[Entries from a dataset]
************

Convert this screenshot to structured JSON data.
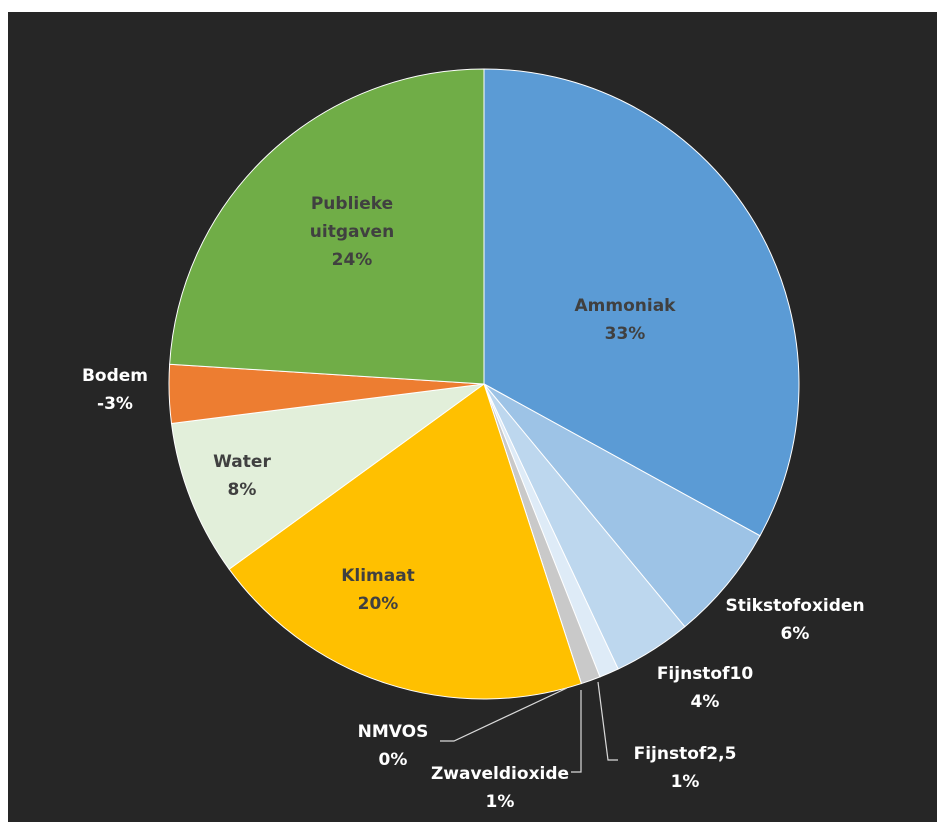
{
  "chart_data": {
    "type": "pie",
    "categories": [
      "Ammoniak",
      "Stikstofoxiden",
      "Fijnstof10",
      "Fijnstof2,5",
      "Zwaveldioxide",
      "NMVOS",
      "Klimaat",
      "Water",
      "Bodem",
      "Publieke uitgaven"
    ],
    "values": [
      33,
      6,
      4,
      1,
      1,
      0,
      20,
      8,
      -3,
      24
    ],
    "value_labels": [
      "33%",
      "6%",
      "4%",
      "1%",
      "1%",
      "0%",
      "20%",
      "8%",
      "-3%",
      "24%"
    ],
    "colors": [
      "#5b9bd5",
      "#9dc3e6",
      "#bdd7ee",
      "#deebf7",
      "#c9c9c9",
      "#70ad47",
      "#ffc000",
      "#e2efda",
      "#ed7d31",
      "#70ad47"
    ]
  }
}
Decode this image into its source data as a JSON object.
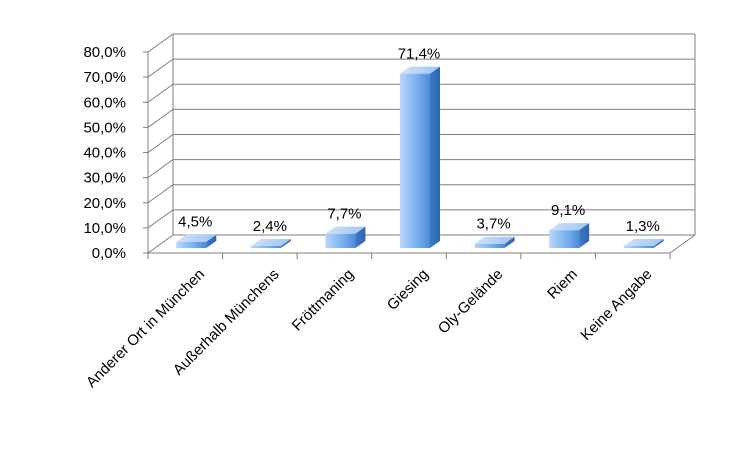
{
  "chart_data": {
    "type": "bar",
    "three_d": true,
    "categories": [
      "Anderer Ort in München",
      "Außerhalb Münchens",
      "Fröttmaning",
      "Giesing",
      "Oly-Gelände",
      "Riem",
      "Keine Angabe"
    ],
    "series": [
      {
        "values": [
          4.5,
          2.4,
          7.7,
          71.4,
          3.7,
          9.1,
          1.3
        ]
      }
    ],
    "data_labels": [
      "4,5%",
      "2,4%",
      "7,7%",
      "71,4%",
      "3,7%",
      "9,1%",
      "1,3%"
    ],
    "y_tick_labels": [
      "0,0%",
      "10,0%",
      "20,0%",
      "30,0%",
      "40,0%",
      "50,0%",
      "60,0%",
      "70,0%",
      "80,0%"
    ],
    "ylim": [
      0,
      80
    ],
    "title": "",
    "xlabel": "",
    "ylabel": "",
    "grid": true,
    "legend": "none",
    "colors": {
      "bar_light": "#a9cdf7",
      "bar_mid": "#6aa6ea",
      "bar_dark": "#3f7fd0",
      "grid": "#7f7f7f"
    }
  }
}
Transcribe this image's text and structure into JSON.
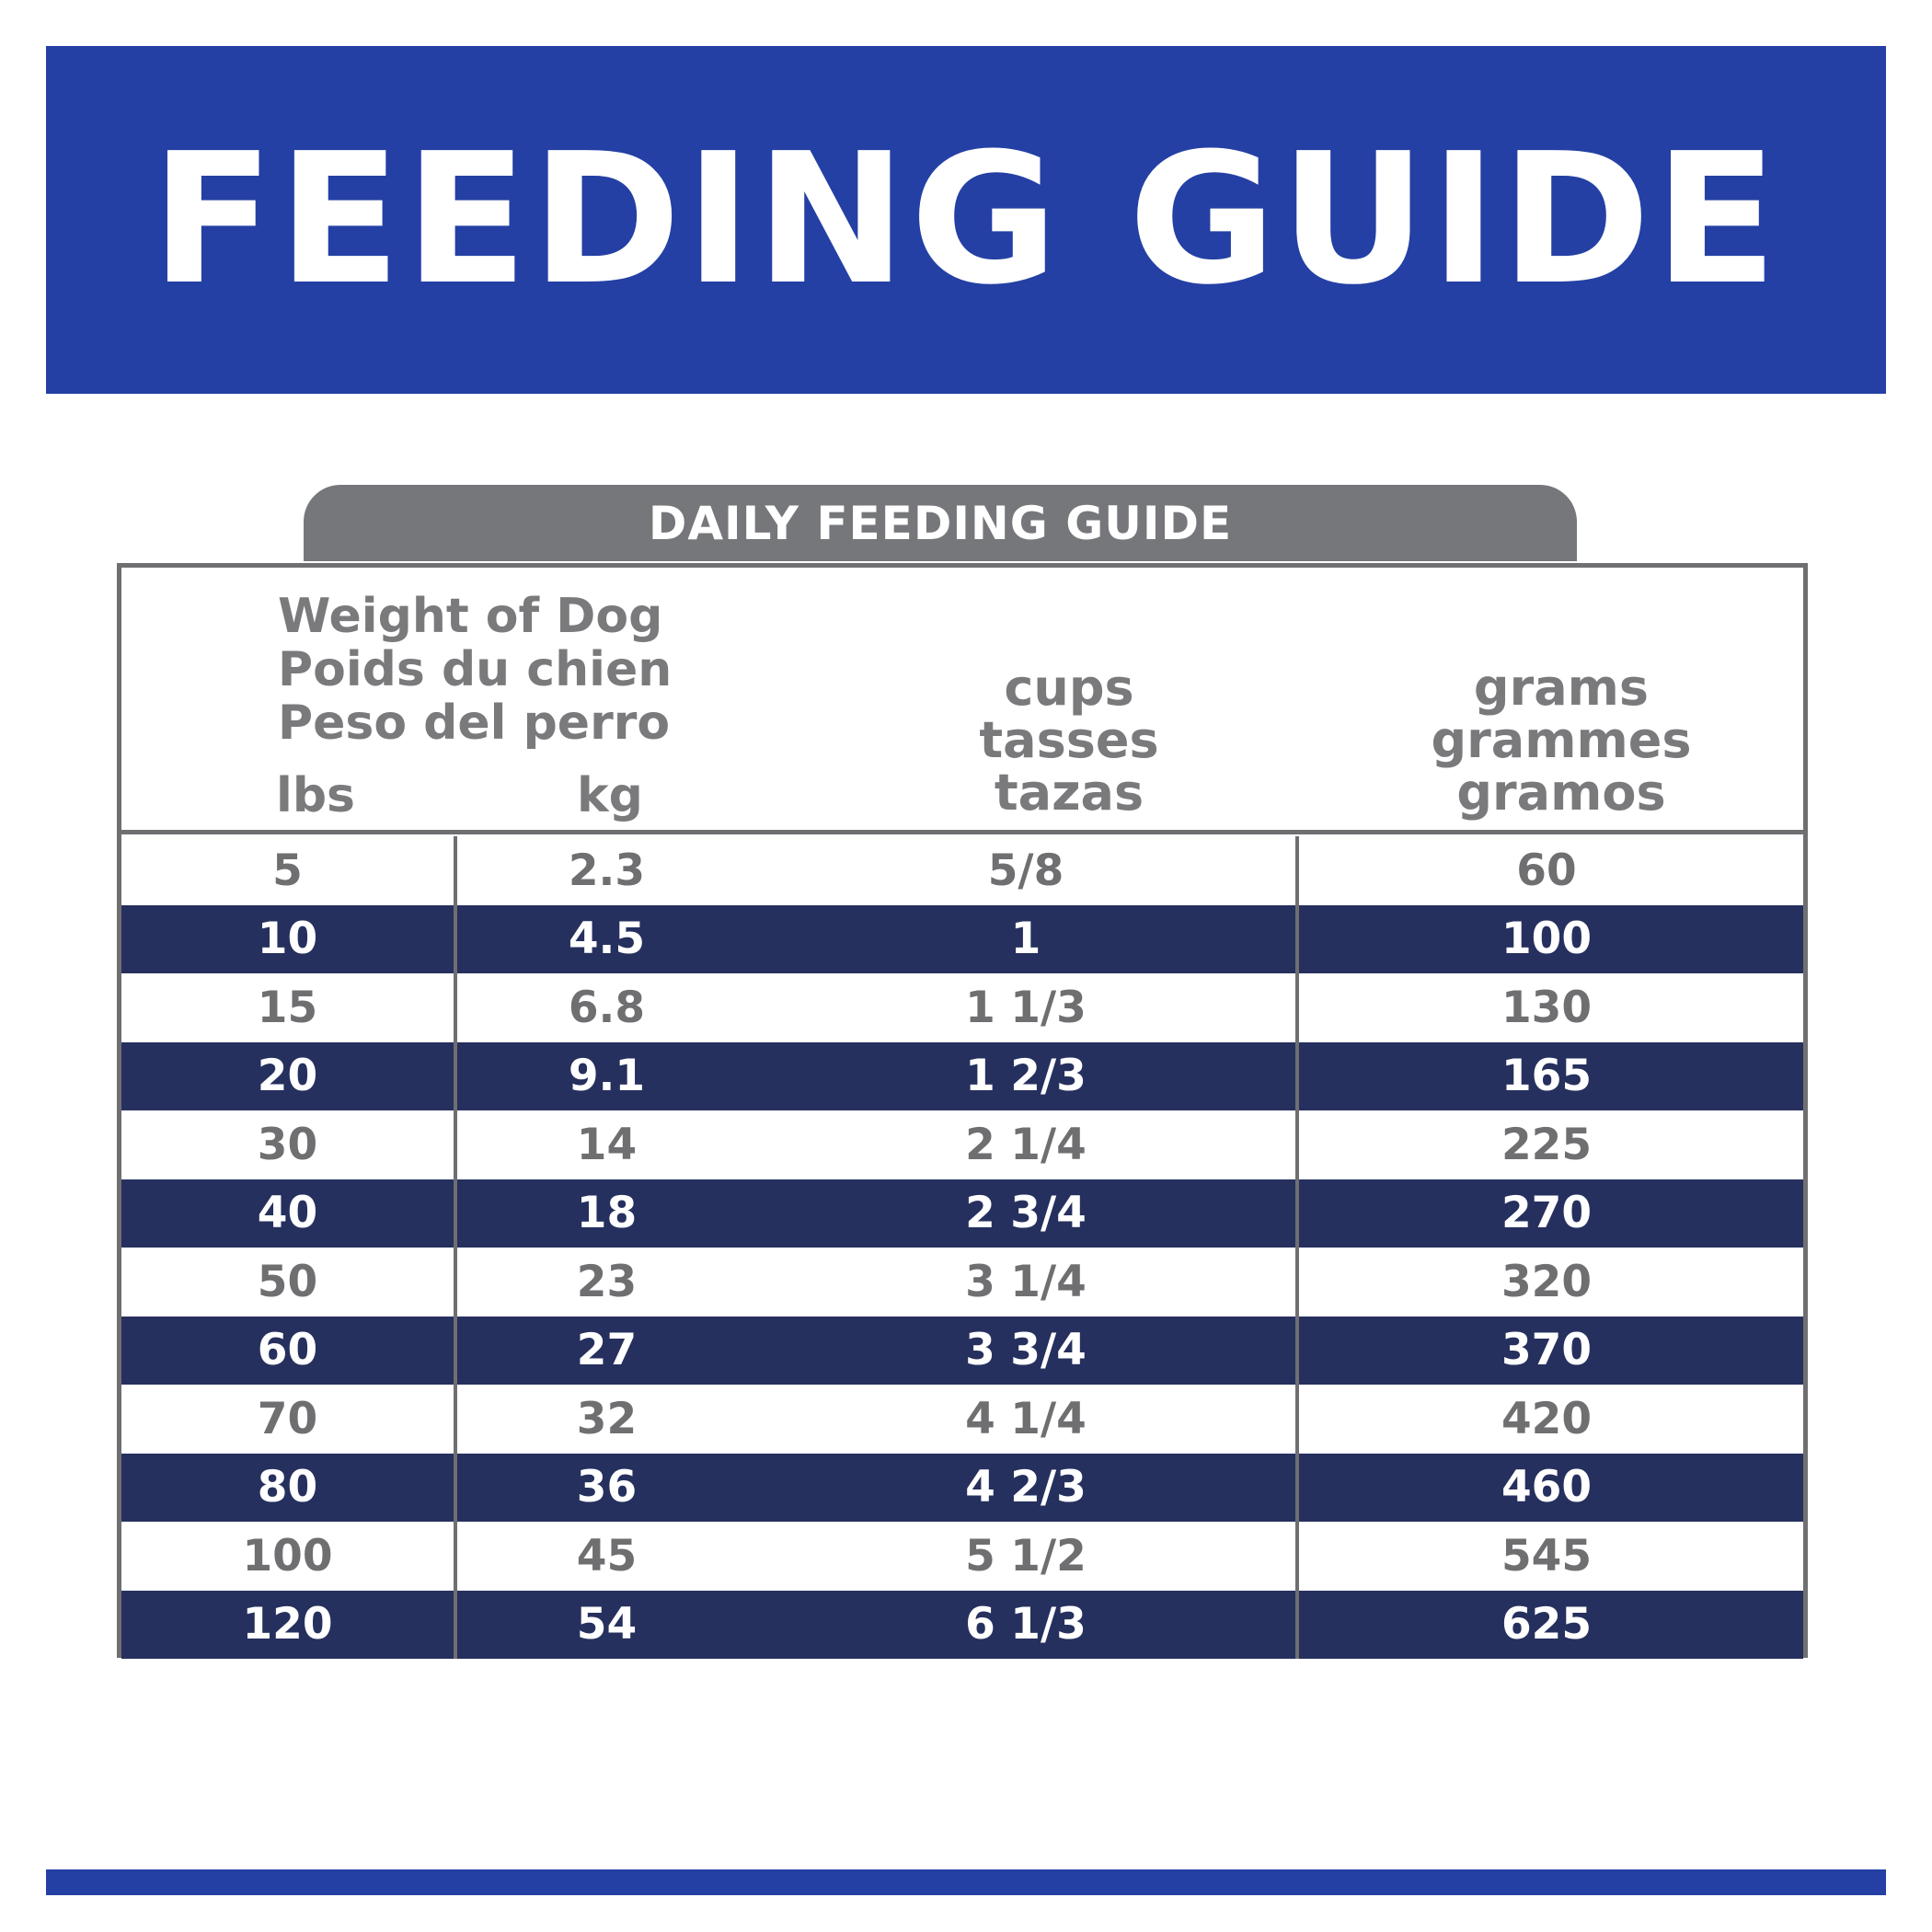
{
  "banner": {
    "title": "FEEDING GUIDE"
  },
  "tab": {
    "label": "DAILY FEEDING GUIDE"
  },
  "header": {
    "weight": [
      "Weight of Dog",
      "Poids du chien",
      "Peso del perro"
    ],
    "lbs": "lbs",
    "kg": "kg",
    "cups": [
      "cups",
      "tasses",
      "tazas"
    ],
    "grams": [
      "grams",
      "grammes",
      "gramos"
    ]
  },
  "rows": [
    {
      "lbs": "5",
      "kg": "2.3",
      "cups": "5/8",
      "grams": "60"
    },
    {
      "lbs": "10",
      "kg": "4.5",
      "cups": "1",
      "grams": "100"
    },
    {
      "lbs": "15",
      "kg": "6.8",
      "cups": "1 1/3",
      "grams": "130"
    },
    {
      "lbs": "20",
      "kg": "9.1",
      "cups": "1 2/3",
      "grams": "165"
    },
    {
      "lbs": "30",
      "kg": "14",
      "cups": "2 1/4",
      "grams": "225"
    },
    {
      "lbs": "40",
      "kg": "18",
      "cups": "2 3/4",
      "grams": "270"
    },
    {
      "lbs": "50",
      "kg": "23",
      "cups": "3 1/4",
      "grams": "320"
    },
    {
      "lbs": "60",
      "kg": "27",
      "cups": "3 3/4",
      "grams": "370"
    },
    {
      "lbs": "70",
      "kg": "32",
      "cups": "4 1/4",
      "grams": "420"
    },
    {
      "lbs": "80",
      "kg": "36",
      "cups": "4 2/3",
      "grams": "460"
    },
    {
      "lbs": "100",
      "kg": "45",
      "cups": "5 1/2",
      "grams": "545"
    },
    {
      "lbs": "120",
      "kg": "54",
      "cups": "6 1/3",
      "grams": "625"
    }
  ],
  "colors": {
    "banner": "#2440a4",
    "dark_row": "#26305e",
    "tab": "#76777a",
    "text_gray": "#7a7a7d"
  }
}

************

## WRITTEN PROBLEM
The records above are to be quoted exactly, with all pictures left out.

## SOLVED PROBLEM
Convert this screenshot to structured JSON data.
{
  "chart_data": {
    "type": "pie",
    "categories": [
      "Ammoniak",
      "Stikstofoxiden",
      "Fijnstof10",
      "Fijnstof2,5",
      "Zwaveldioxide",
      "NMVOS",
      "Klimaat",
      "Water",
      "Bodem",
      "Publieke uitgaven"
    ],
    "values": [
      33,
      6,
      4,
      1,
      1,
      0,
      20,
      8,
      -3,
      24
    ],
    "value_labels": [
      "33%",
      "6%",
      "4%",
      "1%",
      "1%",
      "0%",
      "20%",
      "8%",
      "-3%",
      "24%"
    ],
    "colors": [
      "#5b9bd5",
      "#9dc3e6",
      "#bdd7ee",
      "#deebf7",
      "#c9c9c9",
      "#70ad47",
      "#ffc000",
      "#e2efda",
      "#ed7d31",
      "#70ad47"
    ]
  }
}
Decode this image into its source data as a JSON object.
{
  "chart_data": {
    "type": "bar",
    "three_d": true,
    "categories": [
      "Anderer Ort in München",
      "Außerhalb Münchens",
      "Fröttmaning",
      "Giesing",
      "Oly-Gelände",
      "Riem",
      "Keine Angabe"
    ],
    "series": [
      {
        "values": [
          4.5,
          2.4,
          7.7,
          71.4,
          3.7,
          9.1,
          1.3
        ]
      }
    ],
    "data_labels": [
      "4,5%",
      "2,4%",
      "7,7%",
      "71,4%",
      "3,7%",
      "9,1%",
      "1,3%"
    ],
    "y_tick_labels": [
      "0,0%",
      "10,0%",
      "20,0%",
      "30,0%",
      "40,0%",
      "50,0%",
      "60,0%",
      "70,0%",
      "80,0%"
    ],
    "ylim": [
      0,
      80
    ],
    "title": "",
    "xlabel": "",
    "ylabel": "",
    "grid": true,
    "legend": "none",
    "colors": {
      "bar_light": "#a9cdf7",
      "bar_mid": "#6aa6ea",
      "bar_dark": "#3f7fd0",
      "grid": "#7f7f7f"
    }
  }
}
Transcribe this image's text and structure into JSON.
{
  "banner": {
    "title": "FEEDING GUIDE"
  },
  "tab": {
    "label": "DAILY FEEDING GUIDE"
  },
  "header": {
    "weight": [
      "Weight of Dog",
      "Poids du chien",
      "Peso del perro"
    ],
    "lbs": "lbs",
    "kg": "kg",
    "cups": [
      "cups",
      "tasses",
      "tazas"
    ],
    "grams": [
      "grams",
      "grammes",
      "gramos"
    ]
  },
  "rows": [
    {
      "lbs": "5",
      "kg": "2.3",
      "cups": "5/8",
      "grams": "60"
    },
    {
      "lbs": "10",
      "kg": "4.5",
      "cups": "1",
      "grams": "100"
    },
    {
      "lbs": "15",
      "kg": "6.8",
      "cups": "1 1/3",
      "grams": "130"
    },
    {
      "lbs": "20",
      "kg": "9.1",
      "cups": "1 2/3",
      "grams": "165"
    },
    {
      "lbs": "30",
      "kg": "14",
      "cups": "2 1/4",
      "grams": "225"
    },
    {
      "lbs": "40",
      "kg": "18",
      "cups": "2 3/4",
      "grams": "270"
    },
    {
      "lbs": "50",
      "kg": "23",
      "cups": "3 1/4",
      "grams": "320"
    },
    {
      "lbs": "60",
      "kg": "27",
      "cups": "3 3/4",
      "grams": "370"
    },
    {
      "lbs": "70",
      "kg": "32",
      "cups": "4 1/4",
      "grams": "420"
    },
    {
      "lbs": "80",
      "kg": "36",
      "cups": "4 2/3",
      "grams": "460"
    },
    {
      "lbs": "100",
      "kg": "45",
      "cups": "5 1/2",
      "grams": "545"
    },
    {
      "lbs": "120",
      "kg": "54",
      "cups": "6 1/3",
      "grams": "625"
    }
  ],
  "colors": {
    "banner": "#2440a4",
    "dark_row": "#26305e",
    "tab": "#76777a",
    "text_gray": "#7a7a7d"
  }
}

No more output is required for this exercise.